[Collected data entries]
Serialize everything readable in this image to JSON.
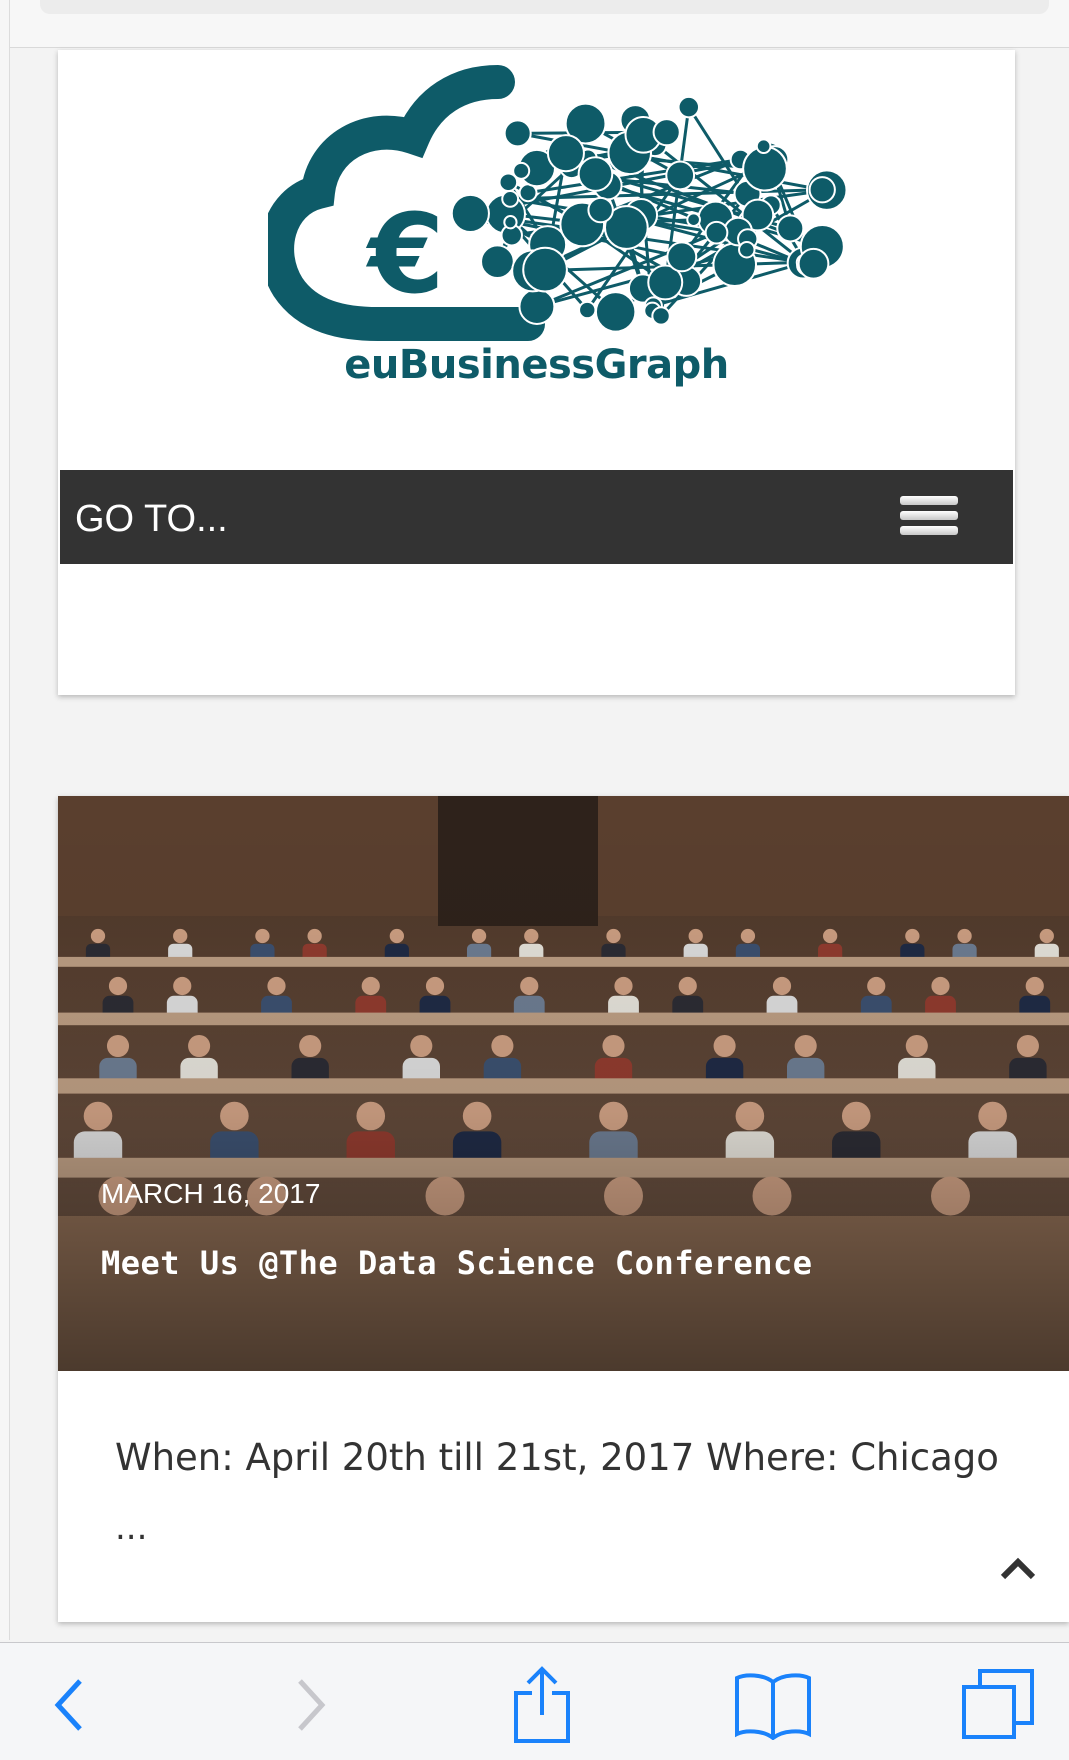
{
  "header": {
    "brand_name": "euBusinessGraph",
    "nav_label": "GO TO..."
  },
  "post": {
    "date": "MARCH 16, 2017",
    "title": "Meet Us @The Data Science Conference",
    "excerpt": "When: April 20th till 21st, 2017 Where: Chicago",
    "more": "..."
  },
  "colors": {
    "brand_teal": "#0e5b68",
    "nav_bg": "#333333",
    "toolbar_blue": "#1a82fb"
  },
  "icons": {
    "logo": "cloud-euro-network-logo",
    "menu": "hamburger-icon",
    "scroll_top": "chevron-up-icon",
    "back": "chevron-left-icon",
    "forward": "chevron-right-icon",
    "share": "share-icon",
    "bookmarks": "book-icon",
    "tabs": "tabs-icon"
  }
}
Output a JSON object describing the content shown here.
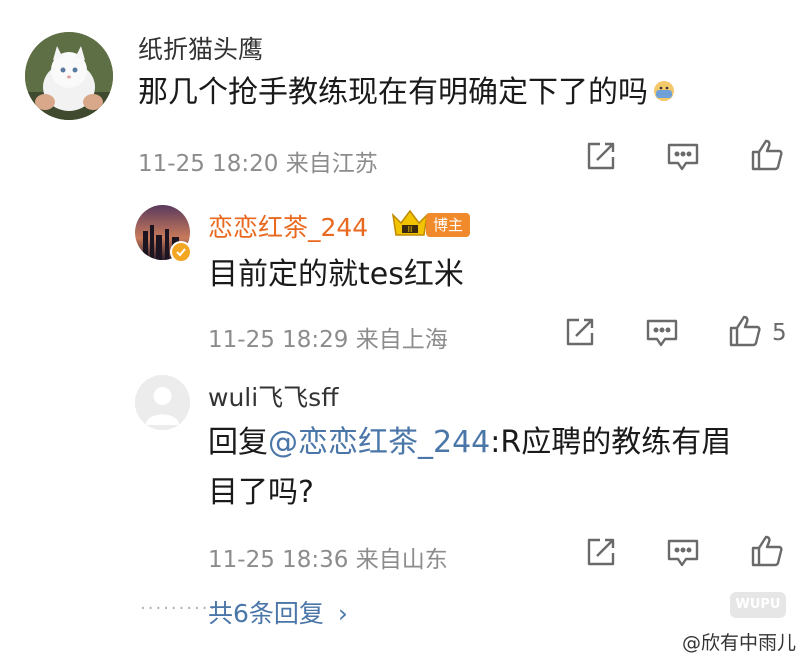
{
  "comment": {
    "username": "纸折猫头鹰",
    "text": "那几个抢手教练现在有明确定下了的吗",
    "meta": "11-25 18:20 来自江苏",
    "emoji_icon": "doge-face-emoji",
    "like_count": ""
  },
  "reply1": {
    "username": "恋恋红茶_244",
    "badge": "博主",
    "crown_icon": "crown-icon",
    "text": "目前定的就tes红米",
    "meta": "11-25 18:29 来自上海",
    "like_count": "5"
  },
  "reply2": {
    "username": "wuli飞飞sff",
    "prefix": "回复",
    "mention": "@恋恋红茶_244",
    "text_line1": ":R应聘的教练有眉",
    "text_line2": "目了吗?",
    "meta": "11-25 18:36 来自山东",
    "like_count": ""
  },
  "more": {
    "dots": "··········",
    "label": "共6条回复",
    "chevron": "›"
  },
  "watermark": {
    "logo_text": "WUPU",
    "credit": "@欣有中雨儿"
  },
  "colors": {
    "accent_orange": "#e8691f",
    "link_blue": "#4a76a8",
    "meta_gray": "#8c8c8c"
  }
}
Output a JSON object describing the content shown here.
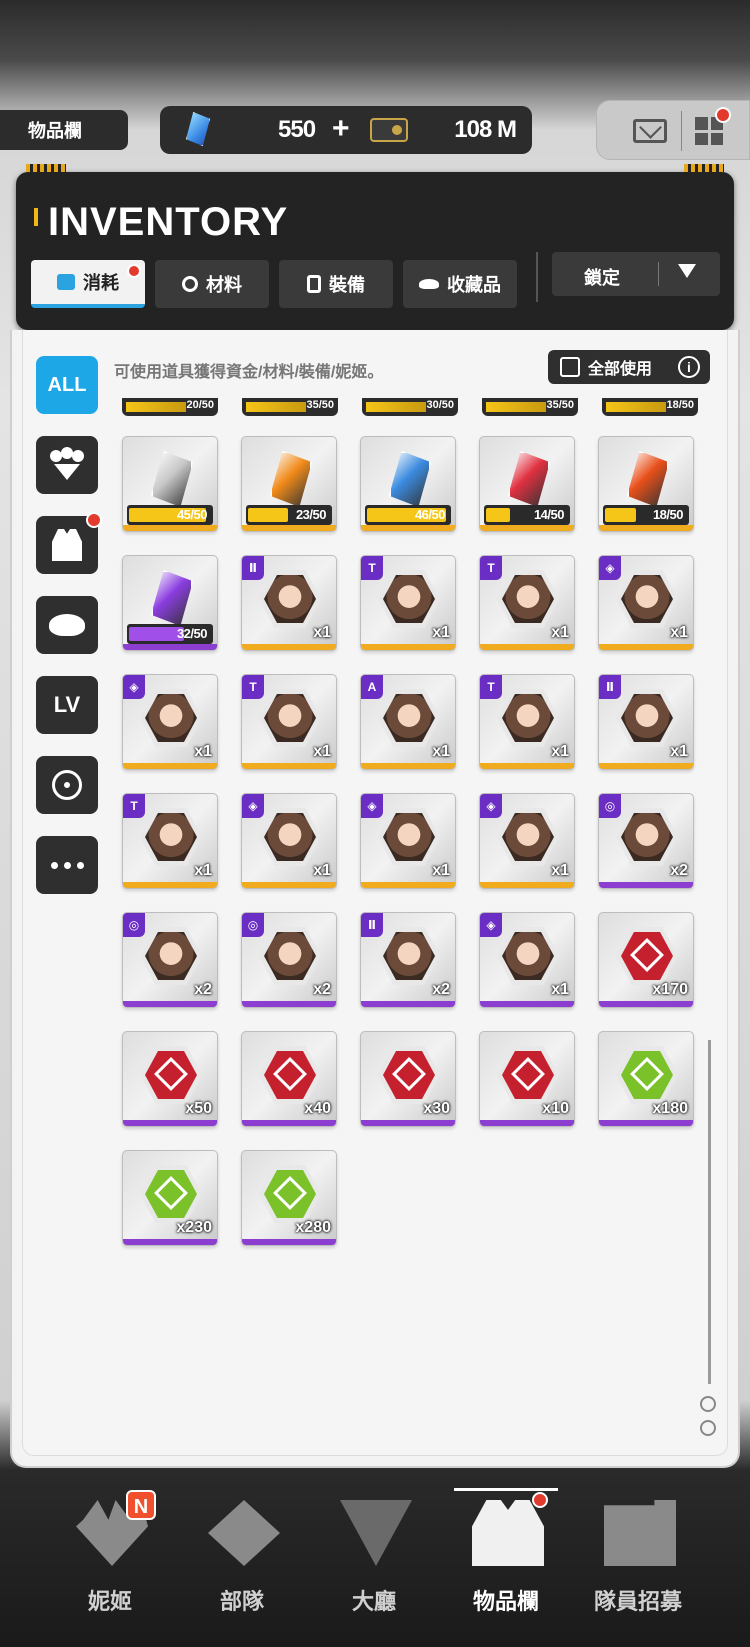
{
  "topbar": {
    "page_label": "物品欄",
    "gems": "550",
    "gems_plus": "+",
    "credits": "108 M"
  },
  "header": {
    "title": "INVENTORY",
    "tabs": [
      {
        "label": "消耗",
        "active": true
      },
      {
        "label": "材料",
        "active": false
      },
      {
        "label": "裝備",
        "active": false
      },
      {
        "label": "收藏品",
        "active": false
      }
    ],
    "lock_dropdown": "鎖定"
  },
  "sidebar": {
    "all_label": "ALL",
    "lv_label": "LV"
  },
  "panel": {
    "description": "可使用道具獲得資金/材料/裝備/妮姬。",
    "use_all_label": "全部使用",
    "info_glyph": "i"
  },
  "partial_row": [
    "20/50",
    "35/50",
    "30/50",
    "35/50",
    "18/50"
  ],
  "colors": {
    "accent_blue": "#1ea7e6",
    "gold": "#f0ac1e",
    "purple": "#8b3ecf",
    "red_dot": "#e23b2e"
  },
  "items": [
    {
      "kind": "box",
      "color": "#c8c8c8",
      "fill": 0.9,
      "fill_color": "#f5c518",
      "text": "45/50"
    },
    {
      "kind": "box",
      "color": "#f08a1a",
      "fill": 0.46,
      "fill_color": "#f5c518",
      "text": "23/50"
    },
    {
      "kind": "box",
      "color": "#3b8be0",
      "fill": 0.92,
      "fill_color": "#f5c518",
      "text": "46/50"
    },
    {
      "kind": "box",
      "color": "#e03040",
      "fill": 0.28,
      "fill_color": "#f5c518",
      "text": "14/50"
    },
    {
      "kind": "box",
      "color": "#e8501a",
      "fill": 0.36,
      "fill_color": "#f5c518",
      "text": "18/50"
    },
    {
      "kind": "box",
      "color": "#8a3de0",
      "fill": 0.64,
      "fill_color": "#a050e8",
      "text": "32/50",
      "rarity": "purple"
    },
    {
      "kind": "face",
      "badge": "Ⅱ",
      "qty": "x1",
      "rarity": "gold"
    },
    {
      "kind": "face",
      "badge": "T",
      "qty": "x1",
      "rarity": "gold"
    },
    {
      "kind": "face",
      "badge": "T",
      "qty": "x1",
      "rarity": "gold"
    },
    {
      "kind": "face",
      "badge": "◈",
      "qty": "x1",
      "rarity": "gold"
    },
    {
      "kind": "face",
      "badge": "◈",
      "qty": "x1",
      "rarity": "gold"
    },
    {
      "kind": "face",
      "badge": "T",
      "qty": "x1",
      "rarity": "gold"
    },
    {
      "kind": "face",
      "badge": "A",
      "qty": "x1",
      "rarity": "gold"
    },
    {
      "kind": "face",
      "badge": "T",
      "qty": "x1",
      "rarity": "gold"
    },
    {
      "kind": "face",
      "badge": "Ⅱ",
      "qty": "x1",
      "rarity": "gold"
    },
    {
      "kind": "face",
      "badge": "T",
      "qty": "x1",
      "rarity": "gold"
    },
    {
      "kind": "face",
      "badge": "◈",
      "qty": "x1",
      "rarity": "gold"
    },
    {
      "kind": "face",
      "badge": "◈",
      "qty": "x1",
      "rarity": "gold"
    },
    {
      "kind": "face",
      "badge": "◈",
      "qty": "x1",
      "rarity": "gold"
    },
    {
      "kind": "face",
      "badge": "◎",
      "qty": "x2",
      "rarity": "purple"
    },
    {
      "kind": "face",
      "badge": "◎",
      "qty": "x2",
      "rarity": "purple"
    },
    {
      "kind": "face",
      "badge": "◎",
      "qty": "x2",
      "rarity": "purple"
    },
    {
      "kind": "face",
      "badge": "Ⅱ",
      "qty": "x2",
      "rarity": "purple"
    },
    {
      "kind": "face",
      "badge": "◈",
      "qty": "x1",
      "rarity": "purple"
    },
    {
      "kind": "symbol",
      "symbol_color": "red",
      "qty": "x170",
      "rarity": "purple"
    },
    {
      "kind": "symbol",
      "symbol_color": "red",
      "qty": "x50",
      "rarity": "purple"
    },
    {
      "kind": "symbol",
      "symbol_color": "red",
      "qty": "x40",
      "rarity": "purple"
    },
    {
      "kind": "symbol",
      "symbol_color": "red",
      "qty": "x30",
      "rarity": "purple"
    },
    {
      "kind": "symbol",
      "symbol_color": "red",
      "qty": "x10",
      "rarity": "purple"
    },
    {
      "kind": "symbol",
      "symbol_color": "green",
      "qty": "x180",
      "rarity": "purple"
    },
    {
      "kind": "symbol",
      "symbol_color": "green",
      "qty": "x230",
      "rarity": "purple"
    },
    {
      "kind": "symbol",
      "symbol_color": "green",
      "qty": "x280",
      "rarity": "purple"
    }
  ],
  "bottom_nav": [
    {
      "label": "妮姬",
      "icon": "nikke-icon",
      "active": false,
      "badge": "N"
    },
    {
      "label": "部隊",
      "icon": "squad-icon",
      "active": false
    },
    {
      "label": "大廳",
      "icon": "lobby-icon",
      "active": false
    },
    {
      "label": "物品欄",
      "icon": "inventory-icon",
      "active": true
    },
    {
      "label": "隊員招募",
      "icon": "recruit-icon",
      "active": false
    }
  ]
}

What is needed: Output the entries above exactly, without their pictures.

Exercise answer:
Serialize everything readable in this image to JSON.
{
  "header": {
    "brand_name": "euBusinessGraph",
    "nav_label": "GO TO..."
  },
  "post": {
    "date": "MARCH 16, 2017",
    "title": "Meet Us @The Data Science Conference",
    "excerpt": "When: April 20th till 21st, 2017 Where: Chicago",
    "more": "..."
  },
  "colors": {
    "brand_teal": "#0e5b68",
    "nav_bg": "#333333",
    "toolbar_blue": "#1a82fb"
  },
  "icons": {
    "logo": "cloud-euro-network-logo",
    "menu": "hamburger-icon",
    "scroll_top": "chevron-up-icon",
    "back": "chevron-left-icon",
    "forward": "chevron-right-icon",
    "share": "share-icon",
    "bookmarks": "book-icon",
    "tabs": "tabs-icon"
  }
}
Output a JSON object describing the content shown here.
{
  "comment": {
    "username": "纸折猫头鹰",
    "text": "那几个抢手教练现在有明确定下了的吗",
    "meta": "11-25 18:20 来自江苏",
    "emoji_icon": "doge-face-emoji",
    "like_count": ""
  },
  "reply1": {
    "username": "恋恋红茶_244",
    "badge": "博主",
    "crown_icon": "crown-icon",
    "text": "目前定的就tes红米",
    "meta": "11-25 18:29 来自上海",
    "like_count": "5"
  },
  "reply2": {
    "username": "wuli飞飞sff",
    "prefix": "回复",
    "mention": "@恋恋红茶_244",
    "text_line1": ":R应聘的教练有眉",
    "text_line2": "目了吗?",
    "meta": "11-25 18:36 来自山东",
    "like_count": ""
  },
  "more": {
    "dots": "··········",
    "label": "共6条回复",
    "chevron": "›"
  },
  "watermark": {
    "logo_text": "WUPU",
    "credit": "@欣有中雨儿"
  },
  "colors": {
    "accent_orange": "#e8691f",
    "link_blue": "#4a76a8",
    "meta_gray": "#8c8c8c"
  }
}
Output a JSON object describing the content shown here.
{
  "topbar": {
    "page_label": "物品欄",
    "gems": "550",
    "gems_plus": "+",
    "credits": "108 M"
  },
  "header": {
    "title": "INVENTORY",
    "tabs": [
      {
        "label": "消耗",
        "active": true
      },
      {
        "label": "材料",
        "active": false
      },
      {
        "label": "裝備",
        "active": false
      },
      {
        "label": "收藏品",
        "active": false
      }
    ],
    "lock_dropdown": "鎖定"
  },
  "sidebar": {
    "all_label": "ALL",
    "lv_label": "LV"
  },
  "panel": {
    "description": "可使用道具獲得資金/材料/裝備/妮姬。",
    "use_all_label": "全部使用",
    "info_glyph": "i"
  },
  "partial_row": [
    "20/50",
    "35/50",
    "30/50",
    "35/50",
    "18/50"
  ],
  "colors": {
    "accent_blue": "#1ea7e6",
    "gold": "#f0ac1e",
    "purple": "#8b3ecf",
    "red_dot": "#e23b2e"
  },
  "items": [
    {
      "kind": "box",
      "color": "#c8c8c8",
      "fill": 0.9,
      "fill_color": "#f5c518",
      "text": "45/50"
    },
    {
      "kind": "box",
      "color": "#f08a1a",
      "fill": 0.46,
      "fill_color": "#f5c518",
      "text": "23/50"
    },
    {
      "kind": "box",
      "color": "#3b8be0",
      "fill": 0.92,
      "fill_color": "#f5c518",
      "text": "46/50"
    },
    {
      "kind": "box",
      "color": "#e03040",
      "fill": 0.28,
      "fill_color": "#f5c518",
      "text": "14/50"
    },
    {
      "kind": "box",
      "color": "#e8501a",
      "fill": 0.36,
      "fill_color": "#f5c518",
      "text": "18/50"
    },
    {
      "kind": "box",
      "color": "#8a3de0",
      "fill": 0.64,
      "fill_color": "#a050e8",
      "text": "32/50",
      "rarity": "purple"
    },
    {
      "kind": "face",
      "badge": "Ⅱ",
      "qty": "x1",
      "rarity": "gold"
    },
    {
      "kind": "face",
      "badge": "T",
      "qty": "x1",
      "rarity": "gold"
    },
    {
      "kind": "face",
      "badge": "T",
      "qty": "x1",
      "rarity": "gold"
    },
    {
      "kind": "face",
      "badge": "◈",
      "qty": "x1",
      "rarity": "gold"
    },
    {
      "kind": "face",
      "badge": "◈",
      "qty": "x1",
      "rarity": "gold"
    },
    {
      "kind": "face",
      "badge": "T",
      "qty": "x1",
      "rarity": "gold"
    },
    {
      "kind": "face",
      "badge": "A",
      "qty": "x1",
      "rarity": "gold"
    },
    {
      "kind": "face",
      "badge": "T",
      "qty": "x1",
      "rarity": "gold"
    },
    {
      "kind": "face",
      "badge": "Ⅱ",
      "qty": "x1",
      "rarity": "gold"
    },
    {
      "kind": "face",
      "badge": "T",
      "qty": "x1",
      "rarity": "gold"
    },
    {
      "kind": "face",
      "badge": "◈",
      "qty": "x1",
      "rarity": "gold"
    },
    {
      "kind": "face",
      "badge": "◈",
      "qty": "x1",
      "rarity": "gold"
    },
    {
      "kind": "face",
      "badge": "◈",
      "qty": "x1",
      "rarity": "gold"
    },
    {
      "kind": "face",
      "badge": "◎",
      "qty": "x2",
      "rarity": "purple"
    },
    {
      "kind": "face",
      "badge": "◎",
      "qty": "x2",
      "rarity": "purple"
    },
    {
      "kind": "face",
      "badge": "◎",
      "qty": "x2",
      "rarity": "purple"
    },
    {
      "kind": "face",
      "badge": "Ⅱ",
      "qty": "x2",
      "rarity": "purple"
    },
    {
      "kind": "face",
      "badge": "◈",
      "qty": "x1",
      "rarity": "purple"
    },
    {
      "kind": "symbol",
      "symbol_color": "red",
      "qty": "x170",
      "rarity": "purple"
    },
    {
      "kind": "symbol",
      "symbol_color": "red",
      "qty": "x50",
      "rarity": "purple"
    },
    {
      "kind": "symbol",
      "symbol_color": "red",
      "qty": "x40",
      "rarity": "purple"
    },
    {
      "kind": "symbol",
      "symbol_color": "red",
      "qty": "x30",
      "rarity": "purple"
    },
    {
      "kind": "symbol",
      "symbol_color": "red",
      "qty": "x10",
      "rarity": "purple"
    },
    {
      "kind": "symbol",
      "symbol_color": "green",
      "qty": "x180",
      "rarity": "purple"
    },
    {
      "kind": "symbol",
      "symbol_color": "green",
      "qty": "x230",
      "rarity": "purple"
    },
    {
      "kind": "symbol",
      "symbol_color": "green",
      "qty": "x280",
      "rarity": "purple"
    }
  ],
  "bottom_nav": [
    {
      "label": "妮姬",
      "icon": "nikke-icon",
      "active": false,
      "badge": "N"
    },
    {
      "label": "部隊",
      "icon": "squad-icon",
      "active": false
    },
    {
      "label": "大廳",
      "icon": "lobby-icon",
      "active": false
    },
    {
      "label": "物品欄",
      "icon": "inventory-icon",
      "active": true
    },
    {
      "label": "隊員招募",
      "icon": "recruit-icon",
      "active": false
    }
  ]
}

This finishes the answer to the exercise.